Exercise: Give the number of lines in the records below that include "content". Reply with that number alone.

Excerpts from a figure dataset:
━━━

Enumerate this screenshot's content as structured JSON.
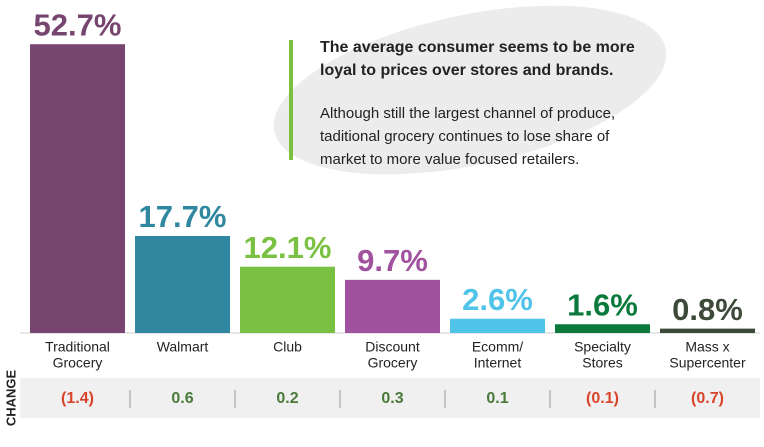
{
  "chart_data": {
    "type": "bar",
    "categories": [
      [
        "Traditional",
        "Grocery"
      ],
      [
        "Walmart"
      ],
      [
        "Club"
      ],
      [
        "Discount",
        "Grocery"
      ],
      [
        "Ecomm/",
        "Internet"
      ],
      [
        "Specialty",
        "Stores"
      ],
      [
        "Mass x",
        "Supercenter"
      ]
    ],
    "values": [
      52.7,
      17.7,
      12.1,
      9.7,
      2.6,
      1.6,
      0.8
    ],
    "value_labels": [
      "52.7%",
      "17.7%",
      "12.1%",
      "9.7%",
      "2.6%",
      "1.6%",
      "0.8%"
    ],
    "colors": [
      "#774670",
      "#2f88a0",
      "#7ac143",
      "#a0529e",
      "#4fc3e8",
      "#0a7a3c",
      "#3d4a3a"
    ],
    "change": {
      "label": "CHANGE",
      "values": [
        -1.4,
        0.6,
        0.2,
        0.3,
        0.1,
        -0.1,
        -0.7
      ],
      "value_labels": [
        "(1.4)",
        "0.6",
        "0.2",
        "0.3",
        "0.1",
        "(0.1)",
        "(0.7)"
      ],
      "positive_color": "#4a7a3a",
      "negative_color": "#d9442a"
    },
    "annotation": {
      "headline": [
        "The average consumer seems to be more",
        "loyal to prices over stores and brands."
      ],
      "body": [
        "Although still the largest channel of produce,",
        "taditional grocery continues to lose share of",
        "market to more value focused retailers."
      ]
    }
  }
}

━━━

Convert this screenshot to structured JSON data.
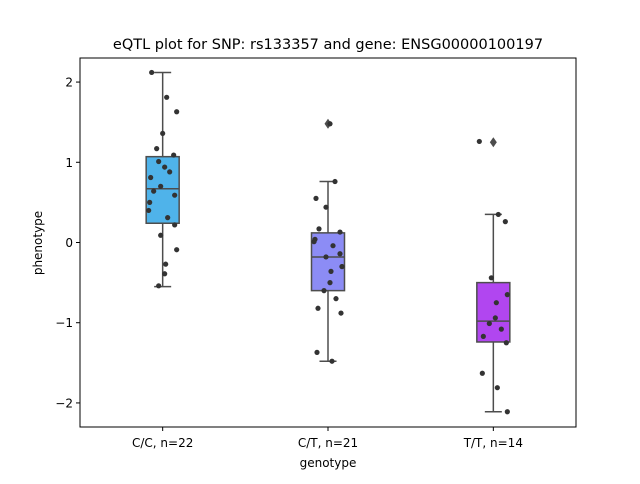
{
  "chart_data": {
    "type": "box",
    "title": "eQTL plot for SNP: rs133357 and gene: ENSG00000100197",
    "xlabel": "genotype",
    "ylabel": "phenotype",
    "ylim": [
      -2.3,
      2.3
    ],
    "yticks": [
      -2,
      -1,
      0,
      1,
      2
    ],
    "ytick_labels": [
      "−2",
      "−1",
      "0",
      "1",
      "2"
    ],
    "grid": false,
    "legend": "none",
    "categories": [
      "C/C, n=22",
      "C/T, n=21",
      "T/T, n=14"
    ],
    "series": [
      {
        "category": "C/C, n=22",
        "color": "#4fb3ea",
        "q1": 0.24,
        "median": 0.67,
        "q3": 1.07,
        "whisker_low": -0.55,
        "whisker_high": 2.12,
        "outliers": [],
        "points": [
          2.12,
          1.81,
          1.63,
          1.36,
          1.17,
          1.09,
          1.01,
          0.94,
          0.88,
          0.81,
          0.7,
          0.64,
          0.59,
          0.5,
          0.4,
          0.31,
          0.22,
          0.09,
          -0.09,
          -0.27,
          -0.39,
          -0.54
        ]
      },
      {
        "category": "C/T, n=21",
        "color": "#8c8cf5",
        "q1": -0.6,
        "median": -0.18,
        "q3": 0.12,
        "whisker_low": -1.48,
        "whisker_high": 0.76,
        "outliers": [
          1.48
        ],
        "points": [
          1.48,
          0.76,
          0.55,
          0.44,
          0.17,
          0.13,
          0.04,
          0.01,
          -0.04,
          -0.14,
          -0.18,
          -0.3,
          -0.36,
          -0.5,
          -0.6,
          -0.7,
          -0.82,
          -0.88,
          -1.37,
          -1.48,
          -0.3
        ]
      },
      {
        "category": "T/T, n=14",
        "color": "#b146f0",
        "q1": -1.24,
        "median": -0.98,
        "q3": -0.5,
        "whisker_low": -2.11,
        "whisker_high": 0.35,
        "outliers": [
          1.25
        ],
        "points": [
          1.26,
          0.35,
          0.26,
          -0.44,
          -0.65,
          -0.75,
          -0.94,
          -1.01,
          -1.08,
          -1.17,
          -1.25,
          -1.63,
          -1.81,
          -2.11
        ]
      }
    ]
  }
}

━━━

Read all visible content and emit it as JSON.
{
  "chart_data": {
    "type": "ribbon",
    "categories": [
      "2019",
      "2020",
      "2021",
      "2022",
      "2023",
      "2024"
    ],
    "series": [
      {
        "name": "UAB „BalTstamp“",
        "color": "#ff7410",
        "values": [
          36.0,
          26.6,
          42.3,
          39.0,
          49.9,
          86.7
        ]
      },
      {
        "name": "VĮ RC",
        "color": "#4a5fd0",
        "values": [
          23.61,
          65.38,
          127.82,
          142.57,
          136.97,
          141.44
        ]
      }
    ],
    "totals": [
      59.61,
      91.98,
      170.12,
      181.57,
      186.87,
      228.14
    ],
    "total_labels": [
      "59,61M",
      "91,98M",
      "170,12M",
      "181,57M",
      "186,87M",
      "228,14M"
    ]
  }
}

━━━

The output: 2